Selected text:

The service provider 108 may include at least one memory 220 and one or more processing units (or processor(s)) 222. The processor 222 may be implemented as appropriate in hardware, computer-executable instructions, software, firmware, or combinations thereof. Computer-executable instruction, software, or firmware implementations of the processor 222 may include computer-executable or machine-executable instructions written in any suitable programming language to perform the various functions described. The memory 220 may include more than one memory and may be distributed throughout the service provider 108. The memory 220 may store program instructions that are loadable and executable on the processor(s) 222, as well as data generated during the execution of these programs. Depending on the configuration and type of memory including the service provider 108, the memory 220 may be volatile (such as RAM and/or non-volatile (such as read-only memory (“ROM”), flash memory, or other memory). The memory 220 may include an operating system 224 and one or more application programs, modules, or services for implementing the features disclosed herein including at least the refinement score 104 a and a natural language processing engine 238.
The service provider 108 may also include additional storage 228, which may be removable storage and/or non-removable storage including, but not limited to, magnetic storage, optical disks, and/or tape storage. The disk drives and their associated computer-readable media may provide non-volatile storage of computer-readable instructions, data structures, program modules, and other data for the computing devices. The additional storage 228, both removable and non-removable, is examples of computer-readable storage media. For example, computer-readable storage media may include volatile or non-volatile, removable, or non-removable media implemented in any suitable method or technology for storage of information such as computer-readable instructions, data structures, program modules, or other data. As used herein, modules, engines, applications, and components, may refer to programming modules executed by computing systems (e.g., processors) that are part of the service provider 108 and/or part of the user device 106.
The service provider 108 may also include input/output (I/O) device(s) and/or ports 230, such as for enabling connection with a keyboard, a mouse, a pen, a voice input device, a touch input device, a display, speakers, a printer, or other I/O device.
In some examples, the service provider 108 may also include one or more user interface(s) 232. The user interface 232 may be utilized by an operator, curator, or other authorized user to access portions of the service provider 108. In some examples, the user interface 232 may include a graphical user interface, voice interfaces, web-based applications, programmatic interfaces such as APIs, or other user interface configurations. The service provider 108 may also include the data storage 236. In some examples, the data storage 236 may include one or more databases, data structures, or the like for storing and/or retaining information associated with the service provider 108. Thus, the data storage 236 may include data structures, such as a user information database 234, the item catalog 128, and a contextual store 130.
The user information database 234 may be used to retain information pertaining to users of the service provider 108 such as the user 110. Such information may include, for example, user preferences, user account information (e.g., electronic profiles for individual users), demographic information for users, payment instrument information for users (e.g., credit card, debit cards, bank account information, and other similar payment processing instruments), account preferences for users, purchase history of users, wish-lists of users, search histories for users, and other similar information pertaining to a particular user, and sets of users, of the service provider 108.

Directives:
[1] In the service provider text, who may use the user interface 232 to access portions of the service provider 108?
[2] Reproduce the part of the service provider text that begins with the words containing "The user information" and ends with "users, of the service provider 108.".

Information provided:
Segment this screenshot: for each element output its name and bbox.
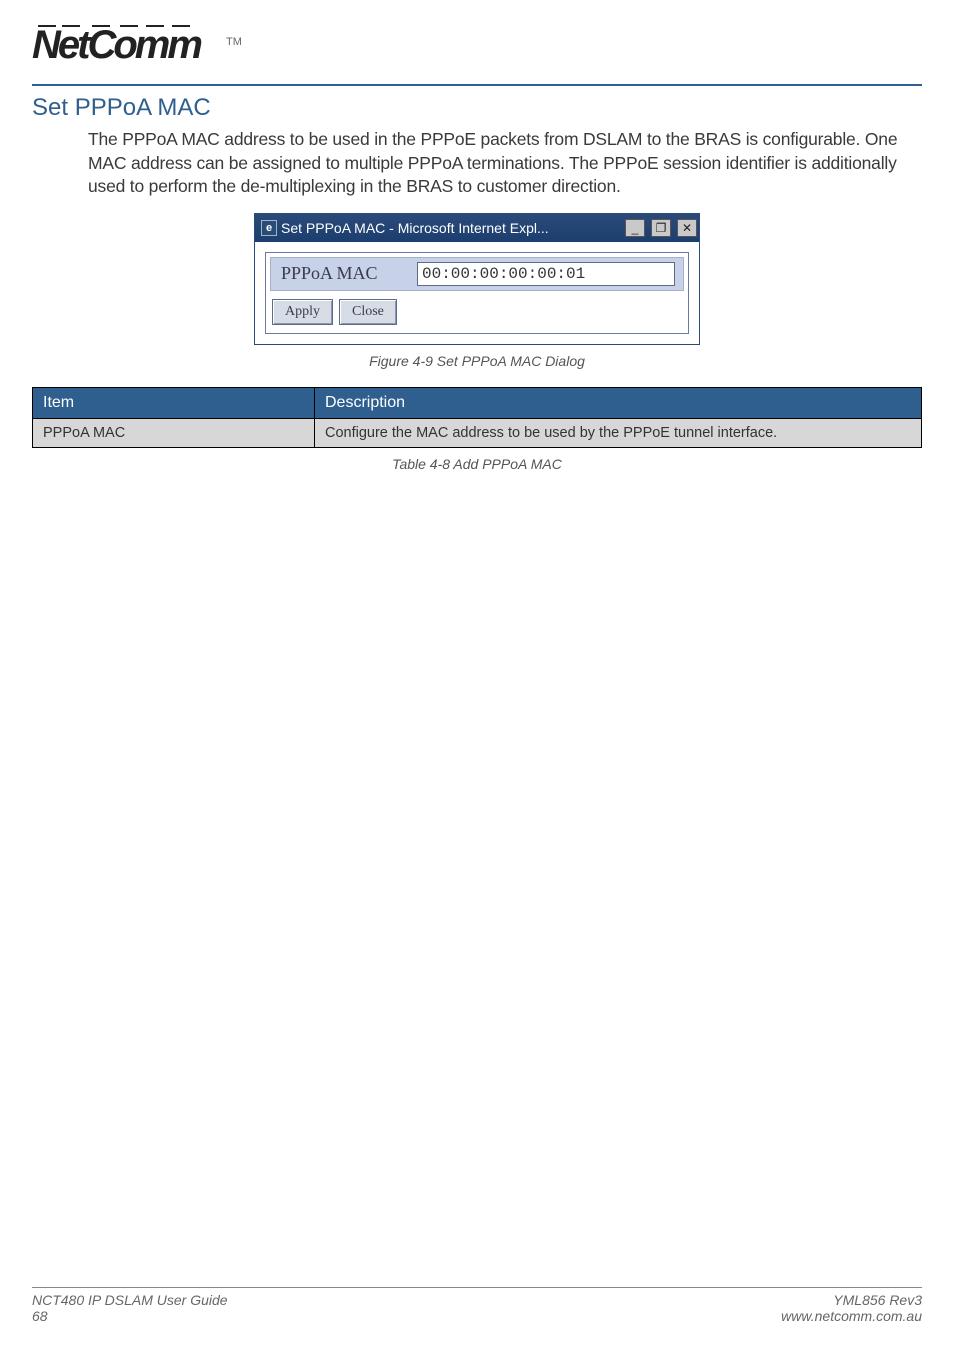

Per-task outputs:
[1] An operator, curator, or other authorized user.

[2]
The user information database 234 may be used to retain information pertaining to users of the service provider 108 such as the user 110. Such information may include, for example, user preferences, user account information (e.g., electronic profiles for individual users), demographic information for users, payment instrument information for users (e.g., credit card, debit cards, bank account information, and other similar payment processing instruments), account preferences for users, purchase history of users, wish-lists of users, search histories for users, and other similar information pertaining to a particular user, and sets of users, of the service provider 108.